## Begin SUPPLIED DATA

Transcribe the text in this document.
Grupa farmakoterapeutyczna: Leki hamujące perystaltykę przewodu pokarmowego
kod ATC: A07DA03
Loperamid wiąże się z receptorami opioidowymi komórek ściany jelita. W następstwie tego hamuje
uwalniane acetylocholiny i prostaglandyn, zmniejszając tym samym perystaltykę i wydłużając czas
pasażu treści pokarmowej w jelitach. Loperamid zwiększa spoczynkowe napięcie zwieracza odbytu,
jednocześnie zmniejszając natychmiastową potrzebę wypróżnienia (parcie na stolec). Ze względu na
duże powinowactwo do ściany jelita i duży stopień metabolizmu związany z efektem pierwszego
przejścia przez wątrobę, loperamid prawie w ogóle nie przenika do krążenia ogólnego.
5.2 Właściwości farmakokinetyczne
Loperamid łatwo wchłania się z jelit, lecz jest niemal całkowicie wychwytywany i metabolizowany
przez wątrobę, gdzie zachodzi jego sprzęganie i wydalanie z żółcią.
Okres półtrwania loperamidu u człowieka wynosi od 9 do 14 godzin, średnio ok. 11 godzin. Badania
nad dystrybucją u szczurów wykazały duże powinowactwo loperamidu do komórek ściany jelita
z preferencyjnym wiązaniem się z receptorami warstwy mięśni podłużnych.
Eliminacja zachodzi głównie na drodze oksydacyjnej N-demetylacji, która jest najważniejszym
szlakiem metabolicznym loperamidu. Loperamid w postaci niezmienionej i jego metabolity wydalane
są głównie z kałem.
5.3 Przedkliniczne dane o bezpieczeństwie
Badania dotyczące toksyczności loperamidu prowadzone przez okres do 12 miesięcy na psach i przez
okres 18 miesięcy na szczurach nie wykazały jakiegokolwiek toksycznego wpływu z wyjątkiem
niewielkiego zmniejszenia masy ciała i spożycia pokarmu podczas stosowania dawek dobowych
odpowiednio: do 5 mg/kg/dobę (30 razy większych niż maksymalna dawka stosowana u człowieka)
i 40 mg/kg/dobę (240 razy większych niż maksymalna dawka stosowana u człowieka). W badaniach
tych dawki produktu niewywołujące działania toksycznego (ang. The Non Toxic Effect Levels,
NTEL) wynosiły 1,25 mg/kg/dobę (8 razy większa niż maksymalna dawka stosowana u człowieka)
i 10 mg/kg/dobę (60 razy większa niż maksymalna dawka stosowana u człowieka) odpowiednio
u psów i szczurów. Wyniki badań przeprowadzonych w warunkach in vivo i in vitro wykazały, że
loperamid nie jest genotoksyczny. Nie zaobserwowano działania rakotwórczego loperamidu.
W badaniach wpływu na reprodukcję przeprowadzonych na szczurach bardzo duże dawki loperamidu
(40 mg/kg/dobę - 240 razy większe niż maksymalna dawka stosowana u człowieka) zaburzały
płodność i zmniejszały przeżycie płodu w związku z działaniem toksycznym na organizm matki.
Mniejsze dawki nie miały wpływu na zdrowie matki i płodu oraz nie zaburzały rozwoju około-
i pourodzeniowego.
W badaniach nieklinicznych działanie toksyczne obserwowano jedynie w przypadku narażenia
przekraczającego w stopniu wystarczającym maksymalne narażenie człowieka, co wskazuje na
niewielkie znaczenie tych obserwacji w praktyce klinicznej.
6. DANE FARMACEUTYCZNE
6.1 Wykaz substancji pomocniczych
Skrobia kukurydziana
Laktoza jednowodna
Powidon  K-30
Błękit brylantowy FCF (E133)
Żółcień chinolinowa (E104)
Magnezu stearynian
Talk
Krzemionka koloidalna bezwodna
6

## End SUPPLIED DATA

Gather all lines from the listing above in which "duże" occurs.

duże powinowactwo do ściany jelita i duży stopień metabolizmu związany z efektem pierwszego
nad dystrybucją u szczurów wykazały duże powinowactwo loperamidu do komórek ściany jelita
W badaniach wpływu na reprodukcję przeprowadzonych na szczurach bardzo duże dawki loperamidu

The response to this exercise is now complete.